Task instructions: Look through the records below, and copy out every line that holds the string "marker".

....................

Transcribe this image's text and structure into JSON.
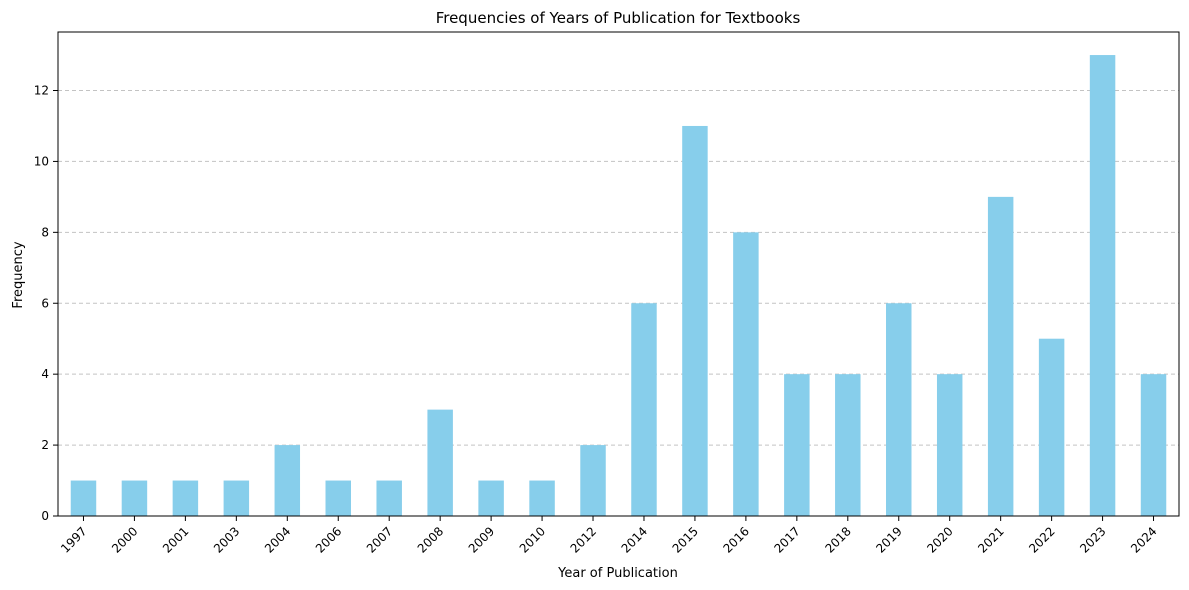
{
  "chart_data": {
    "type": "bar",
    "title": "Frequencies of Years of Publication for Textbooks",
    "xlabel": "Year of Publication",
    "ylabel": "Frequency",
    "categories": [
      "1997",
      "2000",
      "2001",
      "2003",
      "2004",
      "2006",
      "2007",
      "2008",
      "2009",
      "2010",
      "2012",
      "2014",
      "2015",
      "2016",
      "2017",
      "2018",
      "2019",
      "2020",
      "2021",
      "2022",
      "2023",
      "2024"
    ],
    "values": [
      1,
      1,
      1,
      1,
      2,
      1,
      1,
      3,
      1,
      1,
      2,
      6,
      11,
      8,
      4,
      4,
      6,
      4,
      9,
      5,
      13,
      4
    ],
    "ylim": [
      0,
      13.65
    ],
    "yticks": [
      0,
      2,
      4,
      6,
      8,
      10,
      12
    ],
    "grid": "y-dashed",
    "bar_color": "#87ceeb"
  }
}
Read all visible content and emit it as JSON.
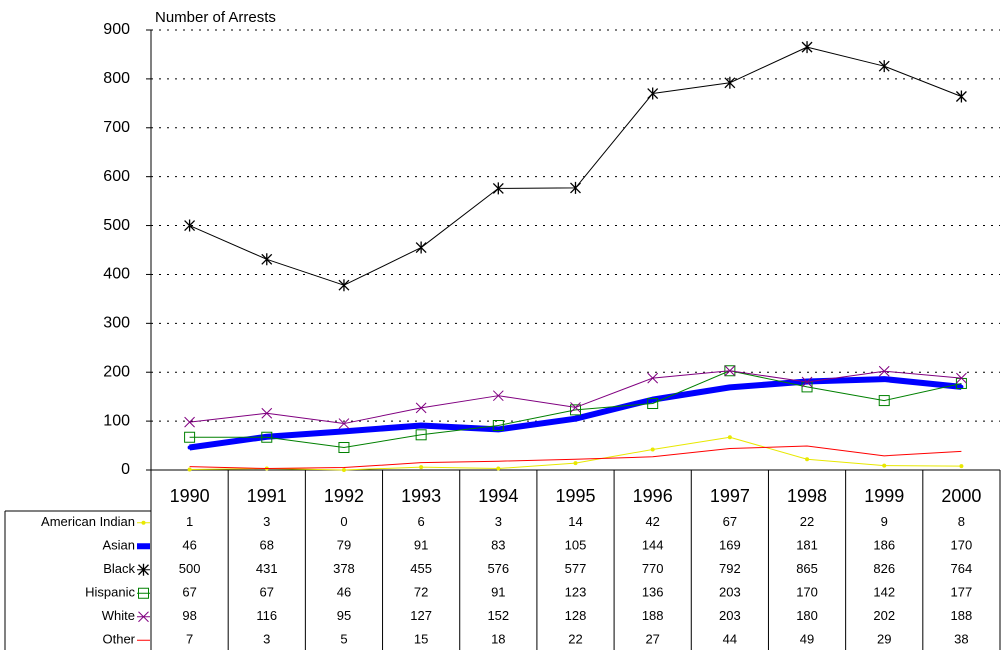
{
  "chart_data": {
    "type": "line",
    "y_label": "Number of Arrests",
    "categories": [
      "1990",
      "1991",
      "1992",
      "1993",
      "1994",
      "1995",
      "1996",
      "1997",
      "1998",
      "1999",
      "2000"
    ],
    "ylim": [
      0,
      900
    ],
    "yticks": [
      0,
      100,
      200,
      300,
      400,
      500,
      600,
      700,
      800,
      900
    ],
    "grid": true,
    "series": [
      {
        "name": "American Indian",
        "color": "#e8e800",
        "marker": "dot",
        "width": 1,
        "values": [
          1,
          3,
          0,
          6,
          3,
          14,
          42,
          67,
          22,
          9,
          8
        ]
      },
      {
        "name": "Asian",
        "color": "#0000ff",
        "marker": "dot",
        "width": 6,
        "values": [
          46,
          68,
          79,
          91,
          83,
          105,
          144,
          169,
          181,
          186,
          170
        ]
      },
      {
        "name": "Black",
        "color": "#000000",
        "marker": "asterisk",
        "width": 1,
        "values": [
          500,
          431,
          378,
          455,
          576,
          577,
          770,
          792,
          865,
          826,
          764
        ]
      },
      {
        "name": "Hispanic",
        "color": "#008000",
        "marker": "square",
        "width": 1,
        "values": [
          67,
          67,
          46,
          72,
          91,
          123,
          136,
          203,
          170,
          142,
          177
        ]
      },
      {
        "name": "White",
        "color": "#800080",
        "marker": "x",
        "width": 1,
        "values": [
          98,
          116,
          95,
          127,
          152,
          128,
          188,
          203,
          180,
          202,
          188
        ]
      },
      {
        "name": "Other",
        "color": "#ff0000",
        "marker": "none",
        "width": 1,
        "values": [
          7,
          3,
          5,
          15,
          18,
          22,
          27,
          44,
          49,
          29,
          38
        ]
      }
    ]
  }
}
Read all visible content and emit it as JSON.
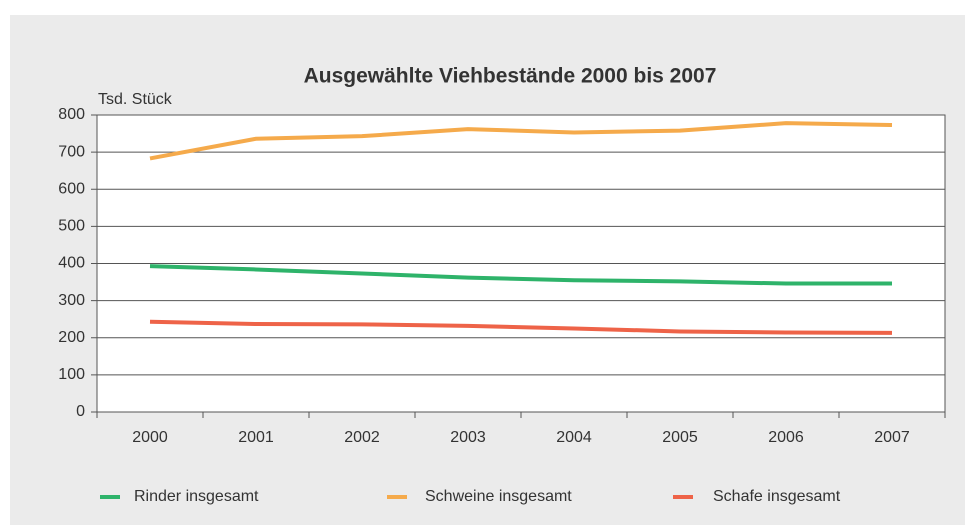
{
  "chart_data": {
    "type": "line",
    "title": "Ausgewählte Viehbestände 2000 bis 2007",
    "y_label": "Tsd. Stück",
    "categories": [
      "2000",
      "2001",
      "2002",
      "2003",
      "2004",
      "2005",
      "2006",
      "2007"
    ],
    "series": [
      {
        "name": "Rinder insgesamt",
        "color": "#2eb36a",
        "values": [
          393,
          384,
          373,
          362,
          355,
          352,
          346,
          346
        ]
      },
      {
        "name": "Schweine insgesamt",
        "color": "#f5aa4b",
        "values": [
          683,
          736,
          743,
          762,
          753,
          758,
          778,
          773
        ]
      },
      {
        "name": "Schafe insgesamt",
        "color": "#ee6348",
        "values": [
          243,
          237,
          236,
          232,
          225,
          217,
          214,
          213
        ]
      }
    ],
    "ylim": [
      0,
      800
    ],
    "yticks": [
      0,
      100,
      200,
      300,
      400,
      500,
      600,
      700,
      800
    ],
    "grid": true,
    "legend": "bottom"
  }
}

....................

Answer to this problem:
        "marker": "dot",
        "marker": "dot",
        "marker": "asterisk",
        "marker": "square",
        "marker": "x",
        "marker": "none",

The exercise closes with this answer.